▸ **Your instructions**
Using the listing below, report all lines holding the word "самолет".

▸ **The input**

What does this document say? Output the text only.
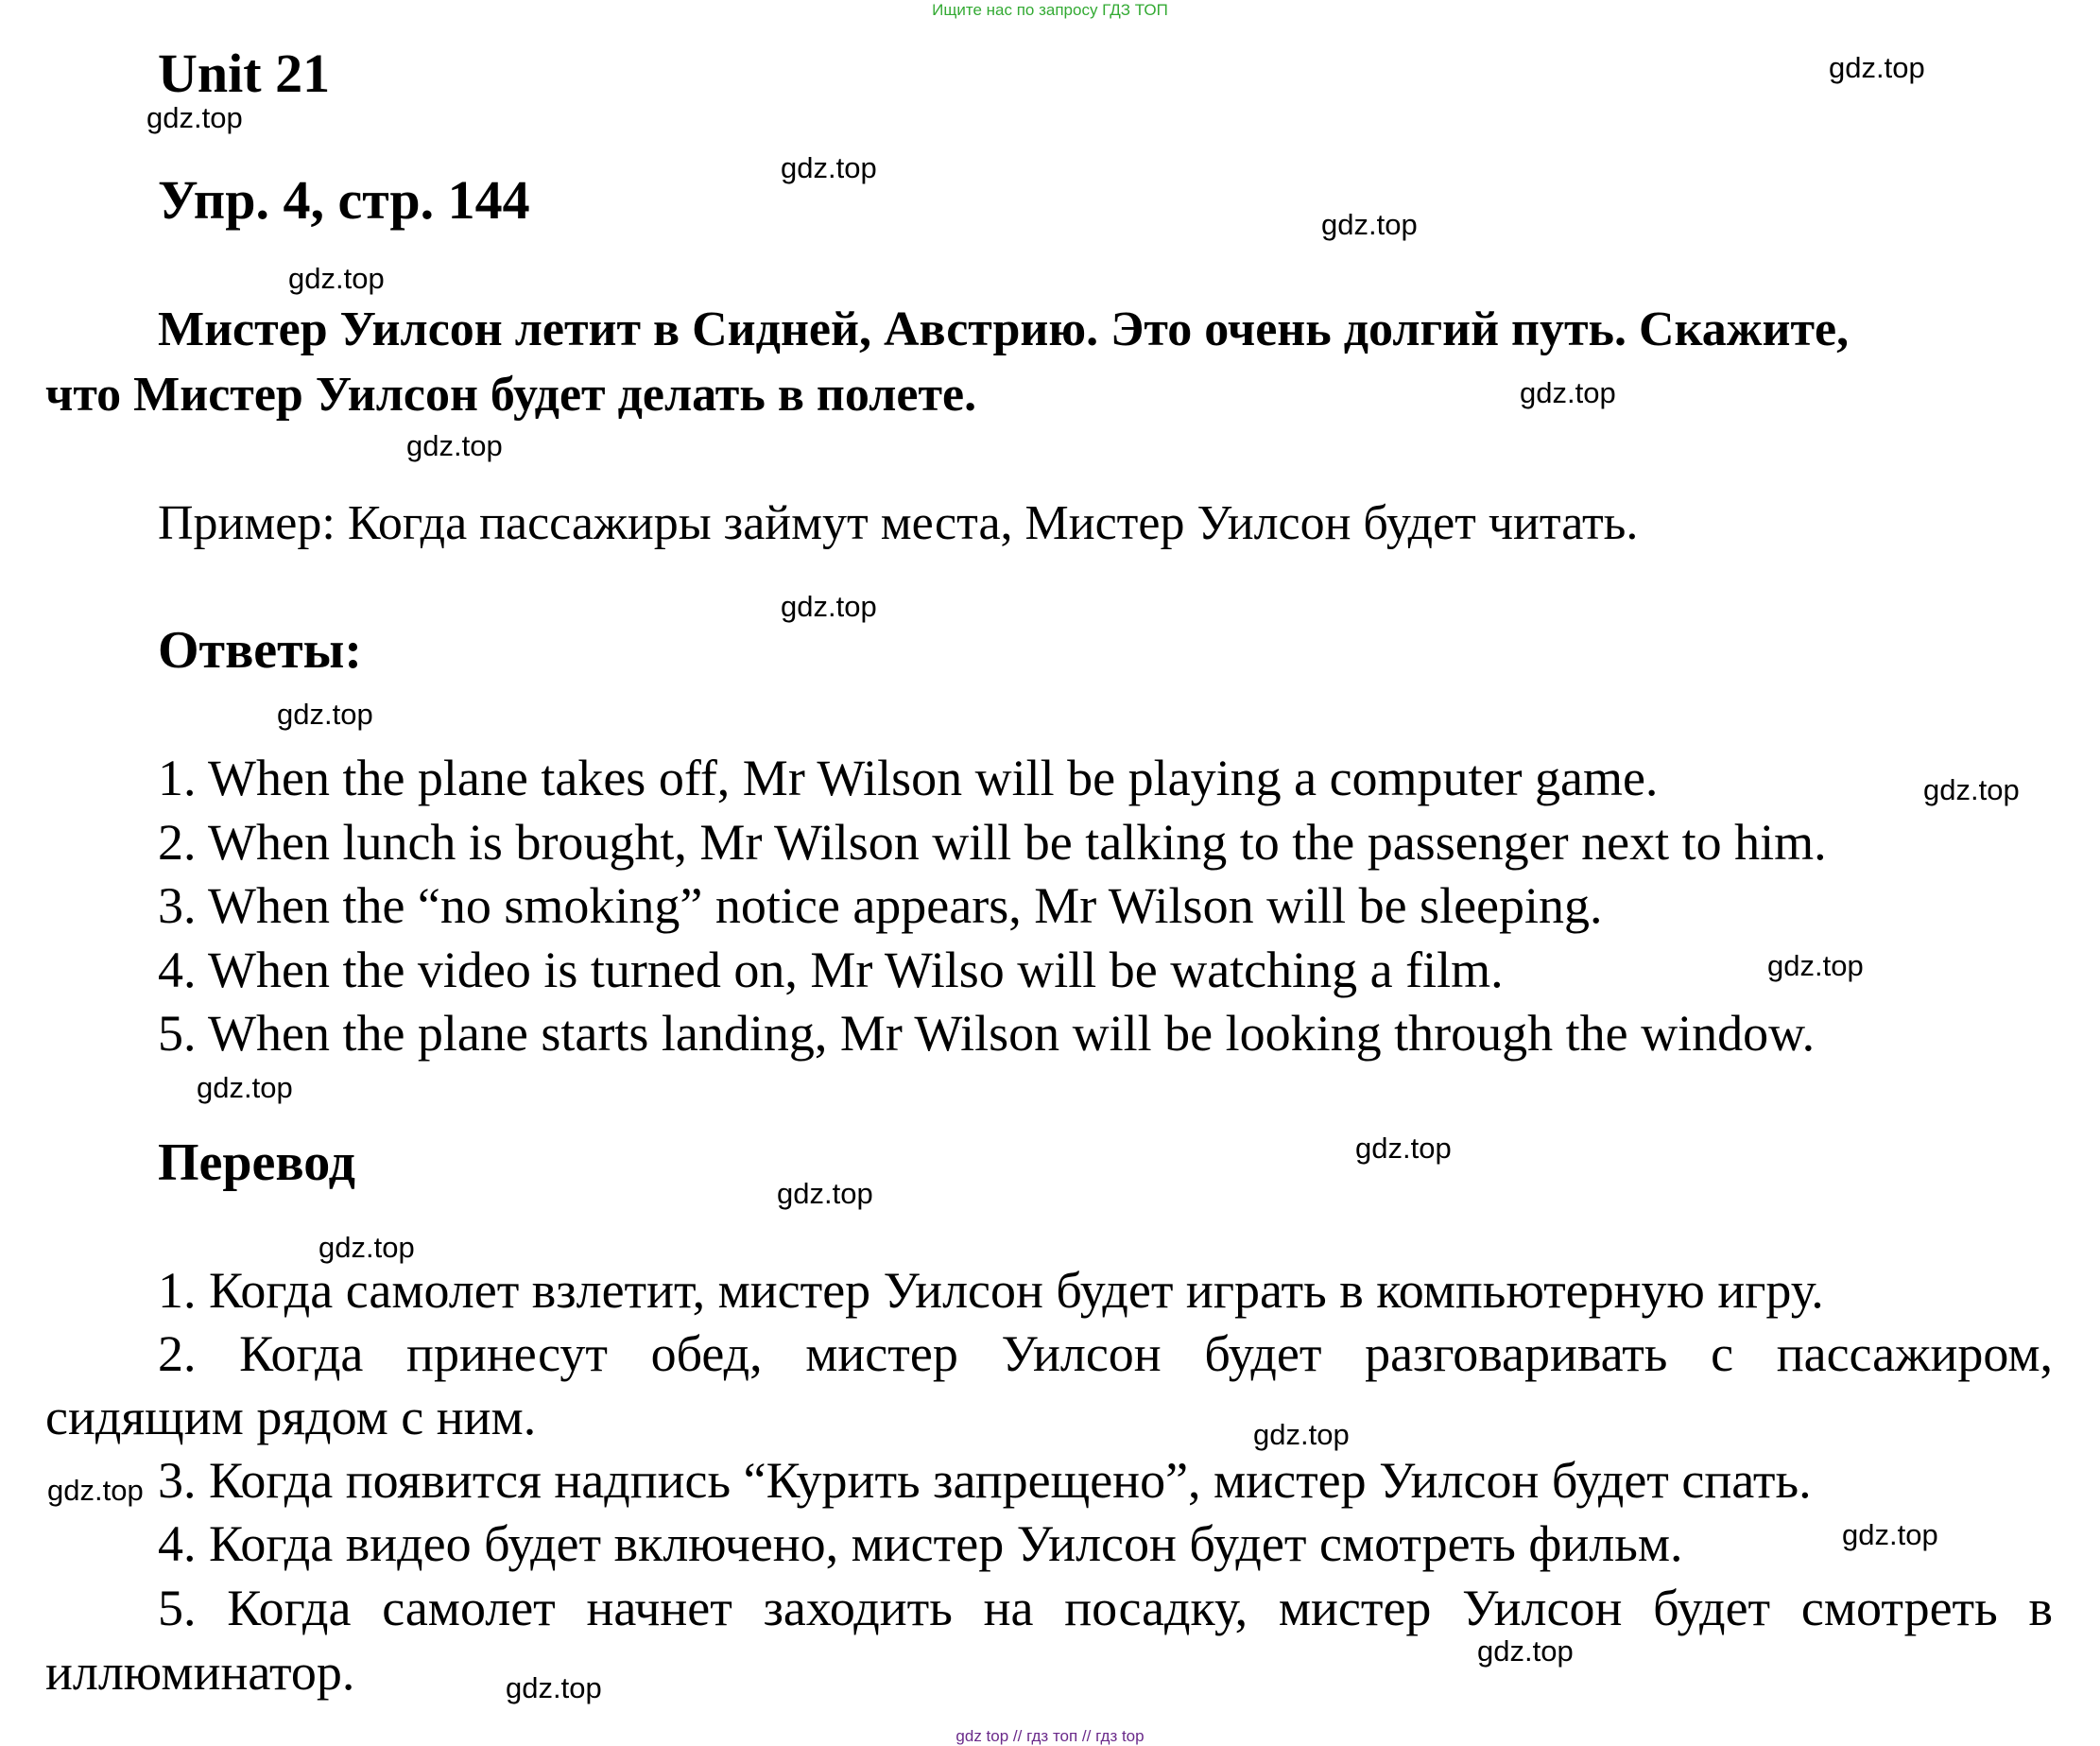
Ищите нас по запросу ГДЗ ТОП
Unit 21
Упр. 4, стр. 144
Мистер Уилсон летит в Сидней, Австрию. Это очень долгий путь. Скажите,
что Мистер Уилсон будет делать в полете.
Пример: Когда пассажиры займут места, Мистер Уилсон будет читать.
Ответы:
1. When the plane takes off, Mr Wilson will be playing a computer game.
2. When lunch is brought, Mr Wilson will be talking to the passenger next to him.
3. When the “no smoking” notice appears, Mr Wilson will be sleeping.
4. When the video is turned on, Mr Wilso will be watching a film.
5. When the plane starts landing, Mr Wilson will be looking through the window.
Перевод
1. Когда самолет взлетит, мистер Уилсон будет играть в компьютерную игру.
2. Когда принесут обед, мистер Уилсон будет разговаривать с пассажиром,
сидящим рядом с ним.
3. Когда появится надпись “Курить запрещено”, мистер Уилсон будет спать.
4. Когда видео будет включено, мистер Уилсон будет смотреть фильм.
5. Когда самолет начнет заходить на посадку, мистер Уилсон будет смотреть в
иллюминатор.
gdz.top
gdz.top
gdz.top
gdz.top
gdz.top
gdz.top
gdz.top
gdz.top
gdz.top
gdz.top
gdz.top
gdz.top
gdz.top
gdz.top
gdz.top
gdz.top
gdz.top
gdz.top
gdz.top
gdz.top
gdz top // гдз топ // гдз top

▸ **Solved problem**
1. Когда самолет взлетит, мистер Уилсон будет играть в компьютерную игру.
5. Когда самолет начнет заходить на посадку, мистер Уилсон будет смотреть в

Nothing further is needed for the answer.